▸ TASK DESCRIPTION: Exclude pictures; retype the lines below from the line containing "Output the text content of this document." through the end of the records, both ends kept.

[Saved data entries]

· · · · · · ·

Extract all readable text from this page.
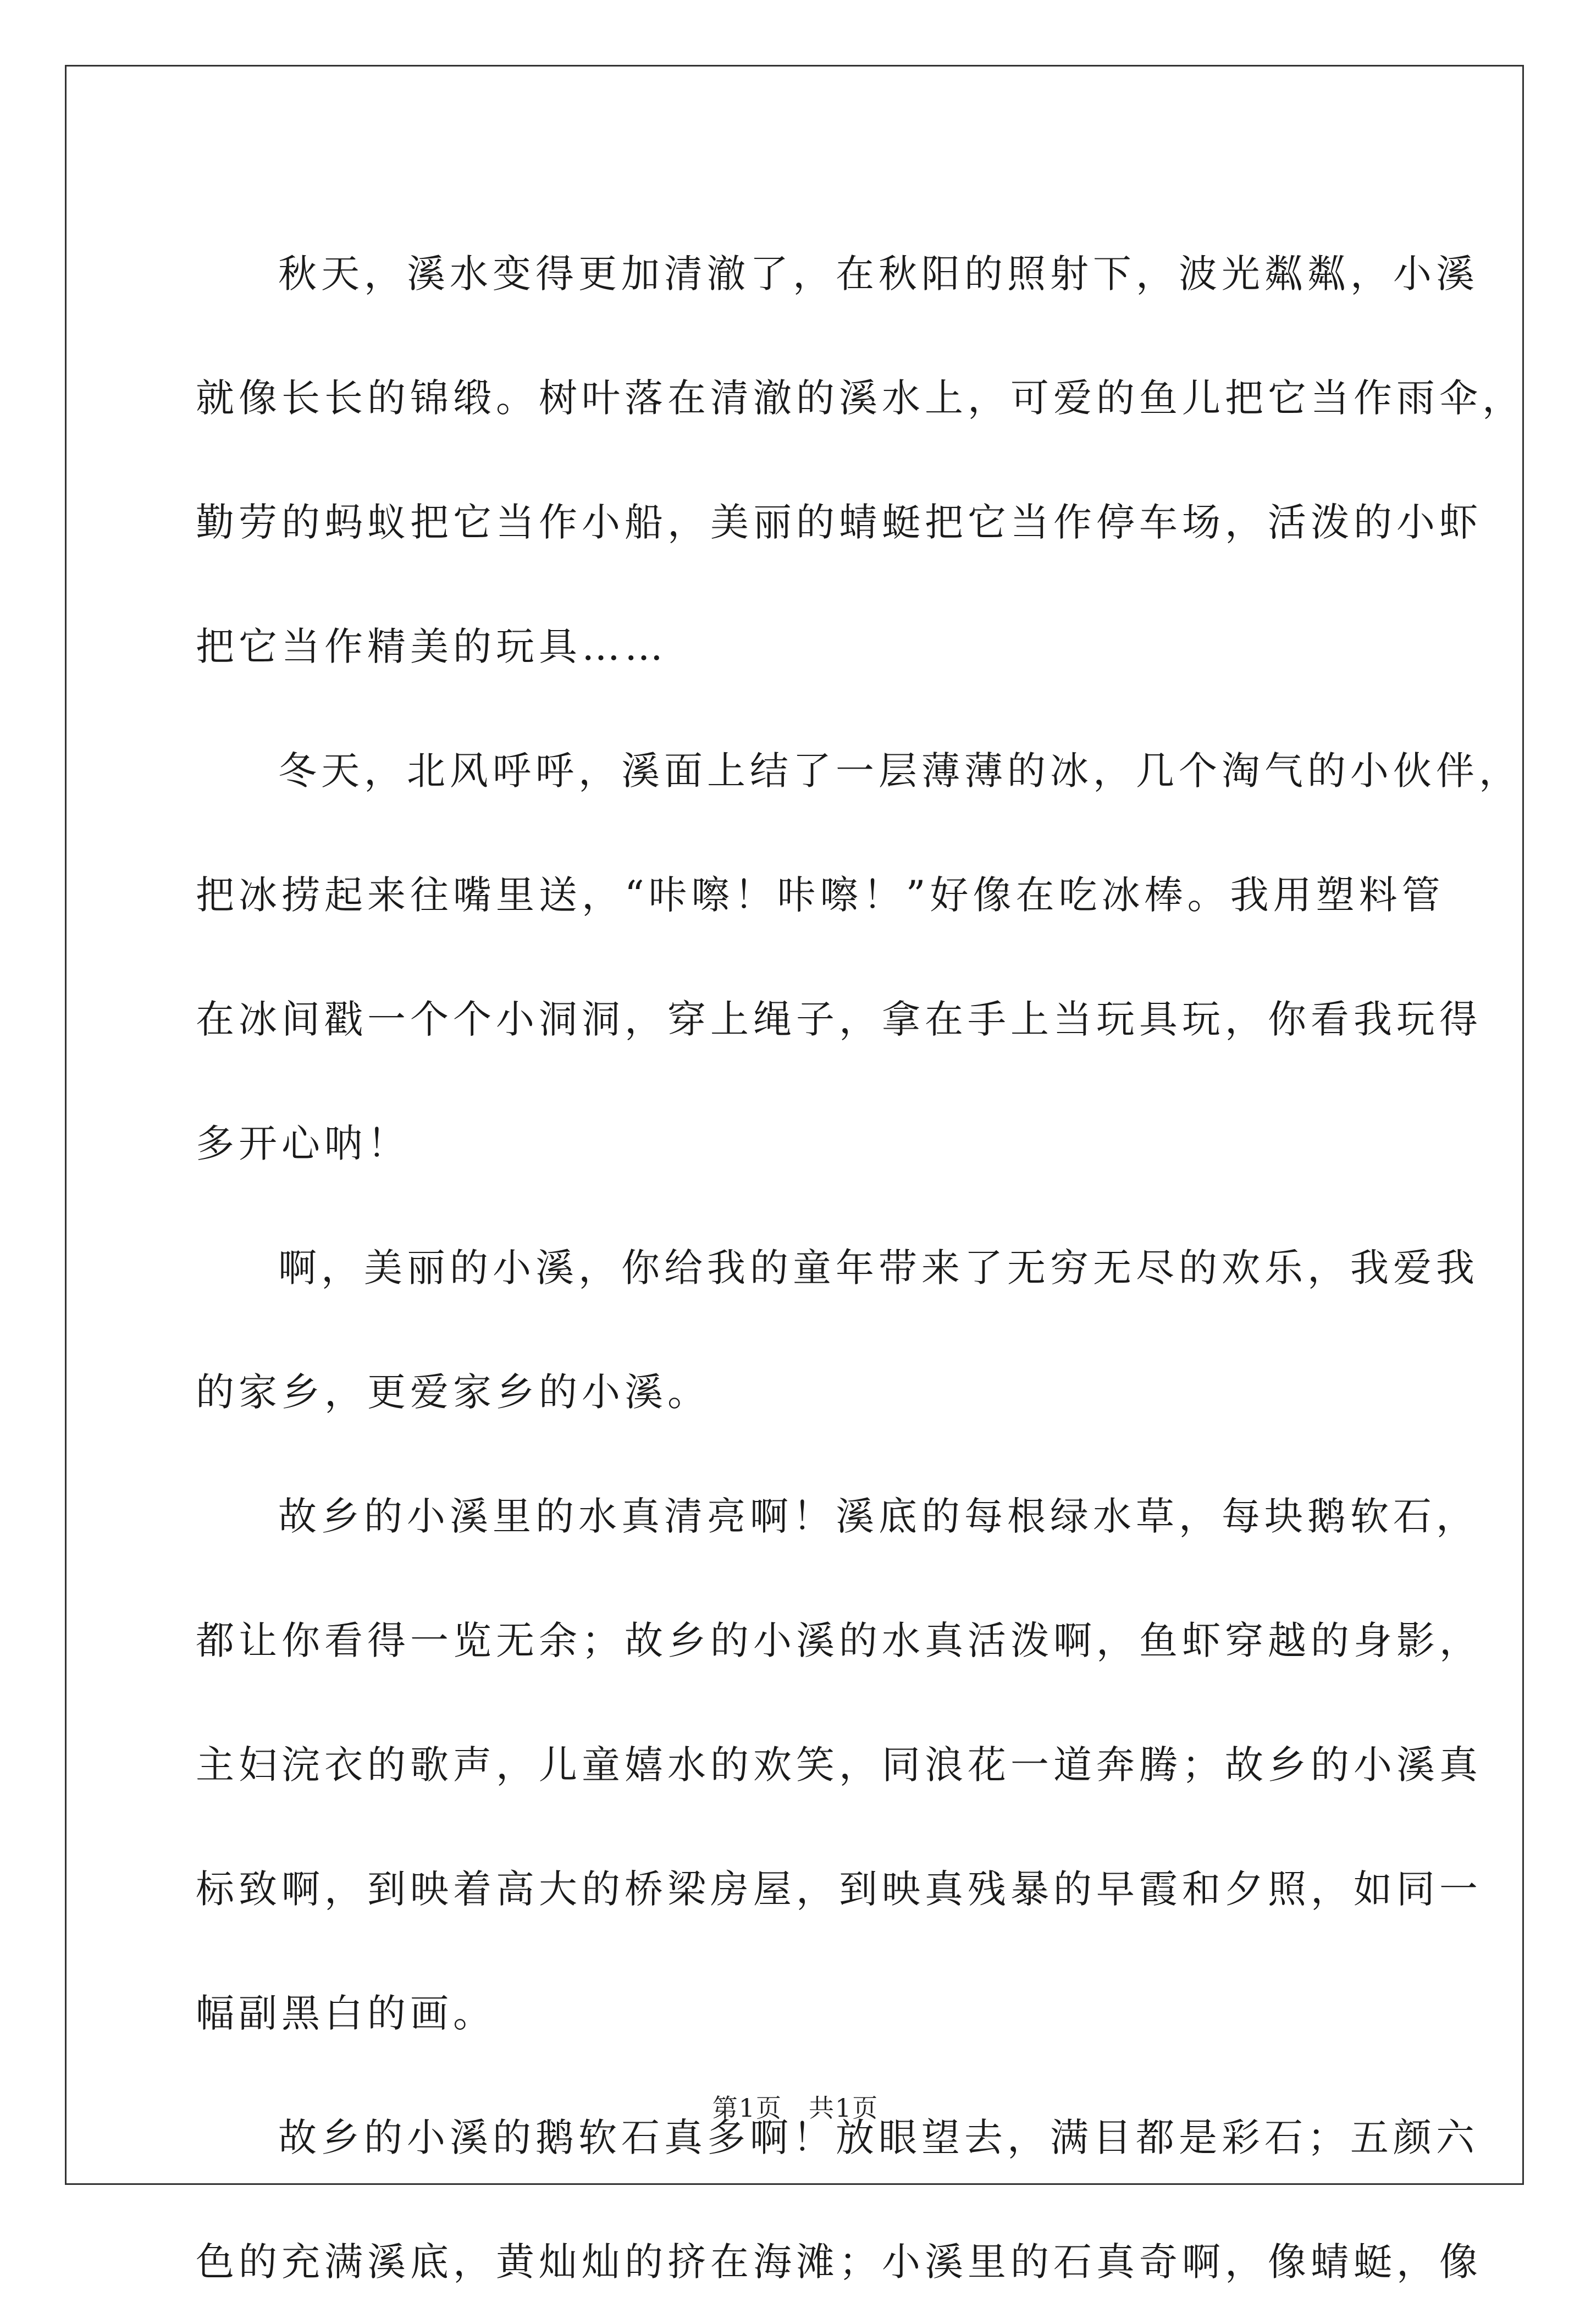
秋天，溪水变得更加清澈了，在秋阳的照射下，波光粼粼，小溪
就像长长的锦缎。树叶落在清澈的溪水上，可爱的鱼儿把它当作雨伞，
勤劳的蚂蚁把它当作小船，美丽的蜻蜓把它当作停车场，活泼的小虾
把它当作精美的玩具……

冬天，北风呼呼，溪面上结了一层薄薄的冰，几个淘气的小伙伴，
把冰捞起来往嘴里送，“咔嚓！咔嚓！”好像在吃冰棒。我用塑料管
在冰间戳一个个小洞洞，穿上绳子，拿在手上当玩具玩，你看我玩得
多开心呐！

啊，美丽的小溪，你给我的童年带来了无穷无尽的欢乐，我爱我
的家乡，更爱家乡的小溪。

故乡的小溪里的水真清亮啊！溪底的每根绿水草，每块鹅软石，
都让你看得一览无余；故乡的小溪的水真活泼啊，鱼虾穿越的身影，
主妇浣衣的歌声，儿童嬉水的欢笑，同浪花一道奔腾；故乡的小溪真
标致啊，到映着高大的桥梁房屋，到映真残暴的早霞和夕照，如同一
幅副黑白的画。

故乡的小溪的鹅软石真多啊！放眼望去，满目都是彩石；五颜六
色的充满溪底，黄灿灿的挤在海滩；小溪里的石真奇啊，像蜻蜓，像

第1页　共1页
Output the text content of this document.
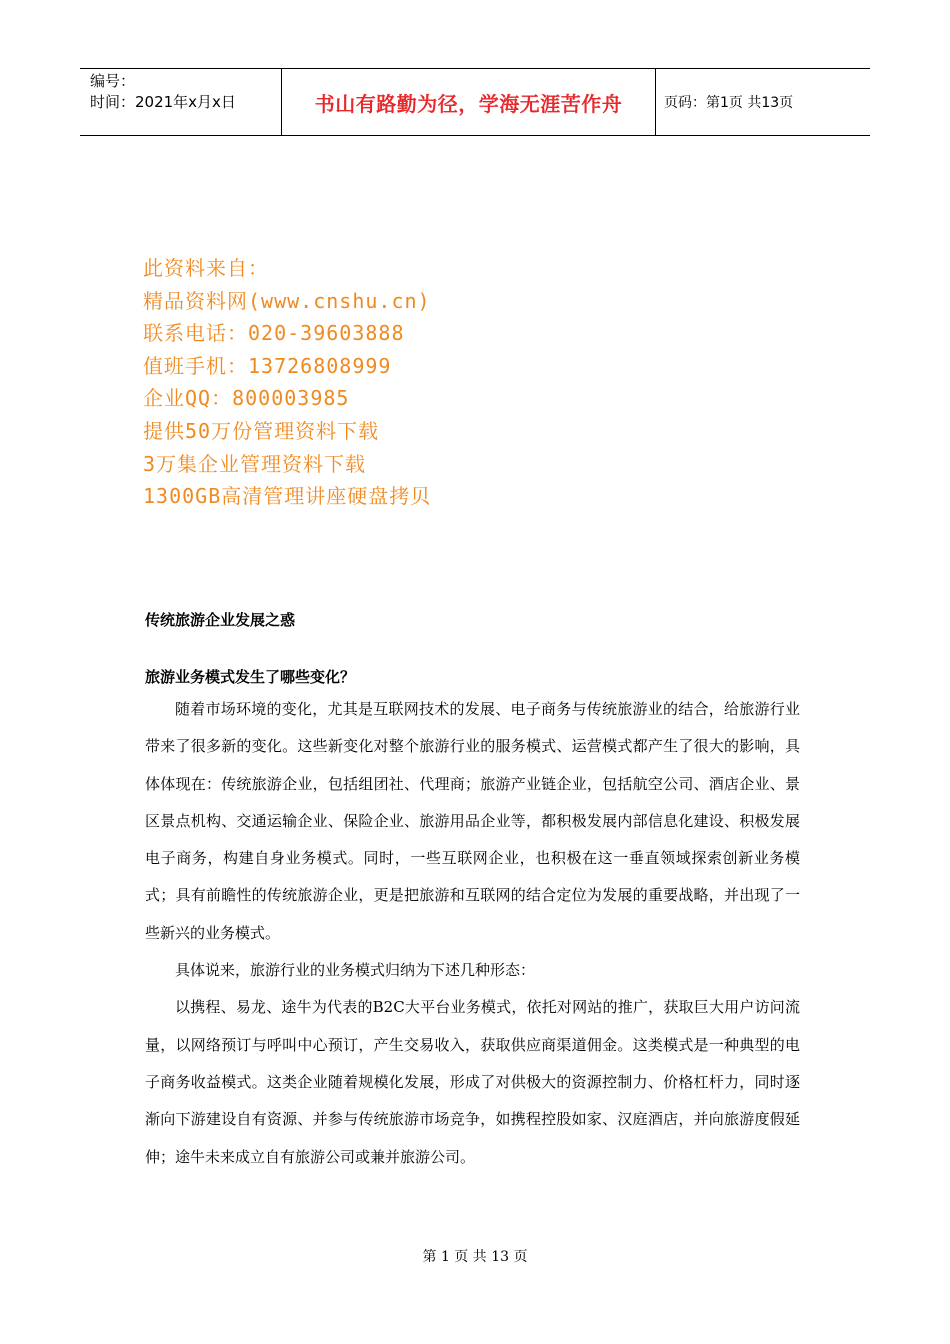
编号：
时间：2021年x月x日	书山有路勤为径，学海无涯苦作舟	页码：第1页 共13页
此资料来自：
精品资料网(www.cnshu.cn)
联系电话：020-39603888
值班手机：13726808999
企业QQ：800003985
提供50万份管理资料下载
3万集企业管理资料下载
1300GB高清管理讲座硬盘拷贝
传统旅游企业发展之惑
旅游业务模式发生了哪些变化？

随着市场环境的变化，尤其是互联网技术的发展、电子商务与传统旅游业的结合，给旅游行业带来了很多新的变化。这些新变化对整个旅游行业的服务模式、运营模式都产生了很大的影响，具体体现在：传统旅游企业，包括组团社、代理商；旅游产业链企业，包括航空公司、酒店企业、景区景点机构、交通运输企业、保险企业、旅游用品企业等，都积极发展内部信息化建设、积极发展电子商务，构建自身业务模式。同时，一些互联网企业，也积极在这一垂直领域探索创新业务模式；具有前瞻性的传统旅游企业，更是把旅游和互联网的结合定位为发展的重要战略，并出现了一些新兴的业务模式。

具体说来，旅游行业的业务模式归纳为下述几种形态：

以携程、易龙、途牛为代表的B2C大平台业务模式，依托对网站的推广，获取巨大用户访问流量，以网络预订与呼叫中心预订，产生交易收入，获取供应商渠道佣金。这类模式是一种典型的电子商务收益模式。这类企业随着规模化发展，形成了对供极大的资源控制力、价格杠杆力，同时逐渐向下游建设自有资源、并参与传统旅游市场竞争，如携程控股如家、汉庭酒店，并向旅游度假延伸；途牛未来成立自有旅游公司或兼并旅游公司。

第 1 页 共 13 页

· · · · · · ·

▸ CORRECT OUTPUT:
Output the text content of this document.
编号：
时间：2021年x月x日	书山有路勤为径，学海无涯苦作舟	页码：第1页 共13页
此资料来自：
精品资料网(www.cnshu.cn)
联系电话：020-39603888
值班手机：13726808999
企业QQ：800003985
提供50万份管理资料下载
3万集企业管理资料下载
1300GB高清管理讲座硬盘拷贝
传统旅游企业发展之惑
旅游业务模式发生了哪些变化？

随着市场环境的变化，尤其是互联网技术的发展、电子商务与传统旅游业的结合，给旅游行业带来了很多新的变化。这些新变化对整个旅游行业的服务模式、运营模式都产生了很大的影响，具体体现在：传统旅游企业，包括组团社、代理商；旅游产业链企业，包括航空公司、酒店企业、景区景点机构、交通运输企业、保险企业、旅游用品企业等，都积极发展内部信息化建设、积极发展电子商务，构建自身业务模式。同时，一些互联网企业，也积极在这一垂直领域探索创新业务模式；具有前瞻性的传统旅游企业，更是把旅游和互联网的结合定位为发展的重要战略，并出现了一些新兴的业务模式。

具体说来，旅游行业的业务模式归纳为下述几种形态：

以携程、易龙、途牛为代表的B2C大平台业务模式，依托对网站的推广，获取巨大用户访问流量，以网络预订与呼叫中心预订，产生交易收入，获取供应商渠道佣金。这类模式是一种典型的电子商务收益模式。这类企业随着规模化发展，形成了对供极大的资源控制力、价格杠杆力，同时逐渐向下游建设自有资源、并参与传统旅游市场竞争，如携程控股如家、汉庭酒店，并向旅游度假延伸；途牛未来成立自有旅游公司或兼并旅游公司。

第 1 页 共 13 页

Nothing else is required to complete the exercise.